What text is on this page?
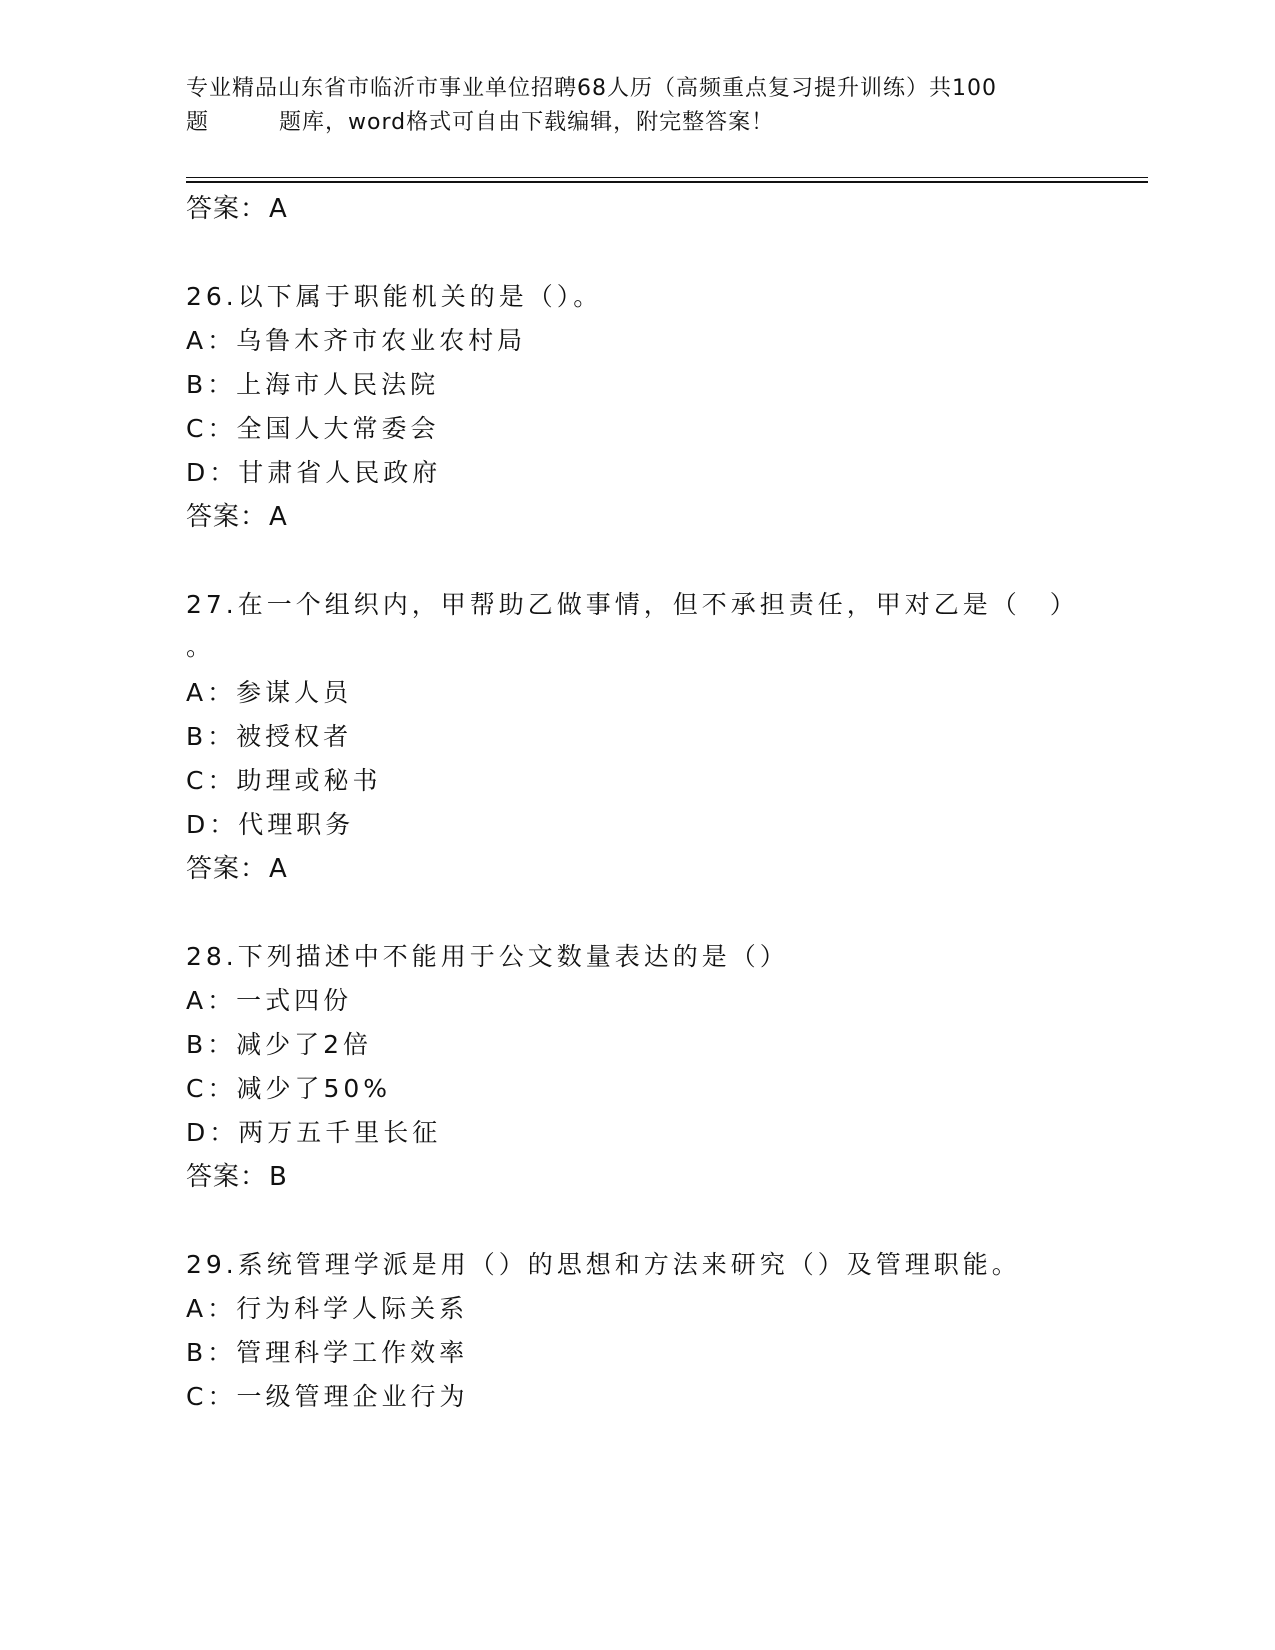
专业精品山东省市临沂市事业单位招聘68人历（高频重点复习提升训练）共100
题	题库，word格式可自由下载编辑，附完整答案！
答案：A
26.以下属于职能机关的是（）。
A：乌鲁木齐市农业农村局
B：上海市人民法院
C：全国人大常委会
D：甘肃省人民政府
答案：A
27.在一个组织内，甲帮助乙做事情，但不承担责任，甲对乙是（　）
。
A：参谋人员
B：被授权者
C：助理或秘书
D：代理职务
答案：A
28.下列描述中不能用于公文数量表达的是（）
A：一式四份
B：减少了2倍
C：减少了50%
D：两万五千里长征
答案：B
29.系统管理学派是用（）的思想和方法来研究（）及管理职能。
A：行为科学人际关系
B：管理科学工作效率
C：一级管理企业行为
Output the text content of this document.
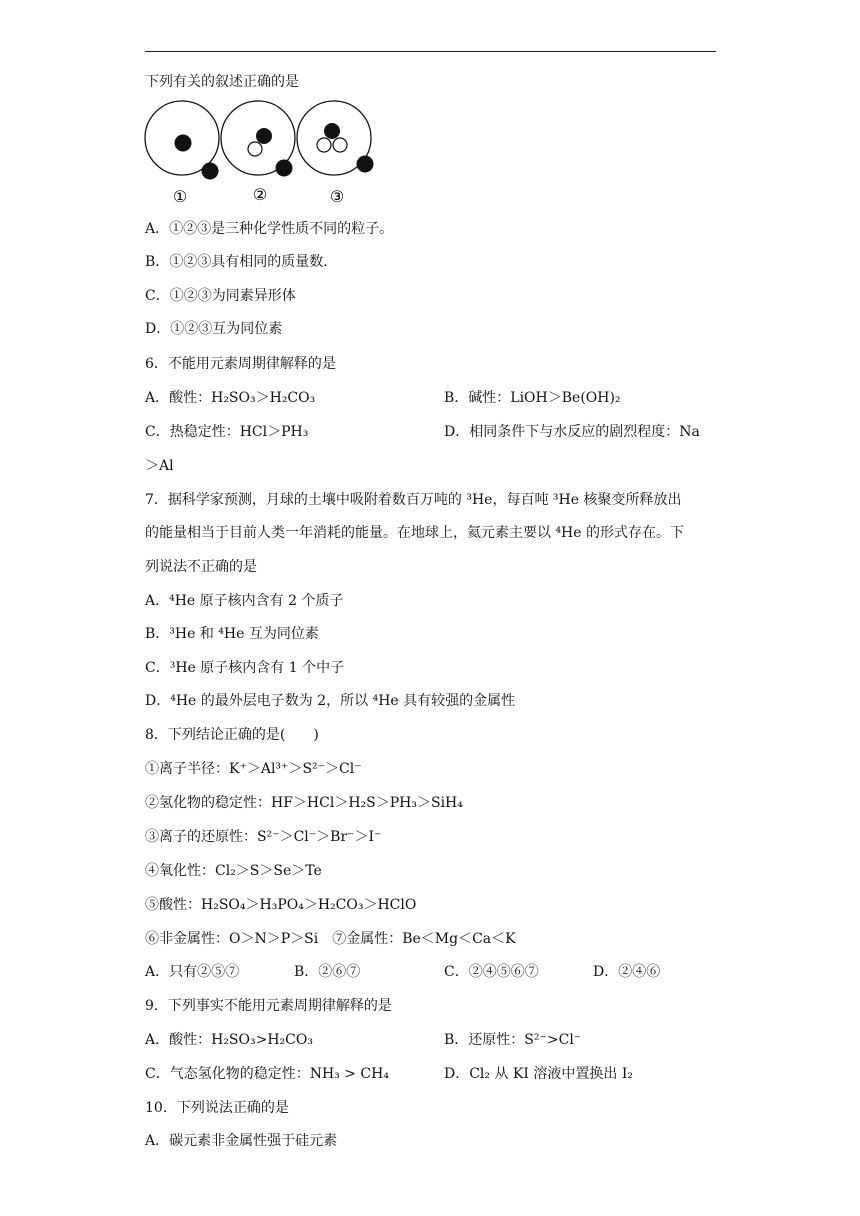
下列有关的叙述正确的是
①	②	③
A．①②③是三种化学性质不同的粒子。
B．①②③具有相同的质量数.
C．①②③为同素异形体
D．①②③互为同位素
6．不能用元素周期律解释的是
A．酸性：H₂SO₃＞H₂CO₃	B．碱性：LiOH＞Be(OH)₂
C．热稳定性：HCl＞PH₃	D．相同条件下与水反应的剧烈程度：Na
＞Al
7．据科学家预测，月球的土壤中吸附着数百万吨的 ³He，每百吨 ³He 核聚变所释放出
的能量相当于目前人类一年消耗的能量。在地球上，氦元素主要以 ⁴He 的形式存在。下
列说法不正确的是
A．⁴He 原子核内含有 2 个质子
B．³He 和 ⁴He 互为同位素
C．³He 原子核内含有 1 个中子
D．⁴He 的最外层电子数为 2，所以 ⁴He 具有较强的金属性
8．下列结论正确的是(　　)
①离子半径：K⁺＞Al³⁺＞S²⁻＞Cl⁻
②氢化物的稳定性：HF＞HCl＞H₂S＞PH₃＞SiH₄
③离子的还原性：S²⁻＞Cl⁻＞Br⁻＞I⁻
④氧化性：Cl₂＞S＞Se＞Te
⑤酸性：H₂SO₄＞H₃PO₄＞H₂CO₃＞HClO
⑥非金属性：O＞N＞P＞Si　⑦金属性：Be＜Mg＜Ca＜K
A．只有②⑤⑦	B．②⑥⑦	C．②④⑤⑥⑦	D．②④⑥
9．下列事实不能用元素周期律解释的是
A．酸性：H₂SO₃>H₂CO₃	B．还原性：S²⁻>Cl⁻
C．气态氢化物的稳定性：NH₃ > CH₄	D．Cl₂ 从 KI 溶液中置换出 I₂
10．下列说法正确的是
A．碳元素非金属性强于硅元素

### Work required
Write out the entries again, exactly as given, skipping any images.

### Task answer
What text is on this page?
专业精品山东省市临沂市事业单位招聘68人历（高频重点复习提升训练）共100
题	题库，word格式可自由下载编辑，附完整答案！
答案：A
26.以下属于职能机关的是（）。
A：乌鲁木齐市农业农村局
B：上海市人民法院
C：全国人大常委会
D：甘肃省人民政府
答案：A
27.在一个组织内，甲帮助乙做事情，但不承担责任，甲对乙是（　）
。
A：参谋人员
B：被授权者
C：助理或秘书
D：代理职务
答案：A
28.下列描述中不能用于公文数量表达的是（）
A：一式四份
B：减少了2倍
C：减少了50%
D：两万五千里长征
答案：B
29.系统管理学派是用（）的思想和方法来研究（）及管理职能。
A：行为科学人际关系
B：管理科学工作效率
C：一级管理企业行为
Output the text content of this document.
下列有关的叙述正确的是
①	②	③
A．①②③是三种化学性质不同的粒子。
B．①②③具有相同的质量数.
C．①②③为同素异形体
D．①②③互为同位素
6．不能用元素周期律解释的是
A．酸性：H₂SO₃＞H₂CO₃	B．碱性：LiOH＞Be(OH)₂
C．热稳定性：HCl＞PH₃	D．相同条件下与水反应的剧烈程度：Na
＞Al
7．据科学家预测，月球的土壤中吸附着数百万吨的 ³He，每百吨 ³He 核聚变所释放出
的能量相当于目前人类一年消耗的能量。在地球上，氦元素主要以 ⁴He 的形式存在。下
列说法不正确的是
A．⁴He 原子核内含有 2 个质子
B．³He 和 ⁴He 互为同位素
C．³He 原子核内含有 1 个中子
D．⁴He 的最外层电子数为 2，所以 ⁴He 具有较强的金属性
8．下列结论正确的是(　　)
①离子半径：K⁺＞Al³⁺＞S²⁻＞Cl⁻
②氢化物的稳定性：HF＞HCl＞H₂S＞PH₃＞SiH₄
③离子的还原性：S²⁻＞Cl⁻＞Br⁻＞I⁻
④氧化性：Cl₂＞S＞Se＞Te
⑤酸性：H₂SO₄＞H₃PO₄＞H₂CO₃＞HClO
⑥非金属性：O＞N＞P＞Si　⑦金属性：Be＜Mg＜Ca＜K
A．只有②⑤⑦	B．②⑥⑦	C．②④⑤⑥⑦	D．②④⑥
9．下列事实不能用元素周期律解释的是
A．酸性：H₂SO₃>H₂CO₃	B．还原性：S²⁻>Cl⁻
C．气态氢化物的稳定性：NH₃ > CH₄	D．Cl₂ 从 KI 溶液中置换出 I₂
10．下列说法正确的是
A．碳元素非金属性强于硅元素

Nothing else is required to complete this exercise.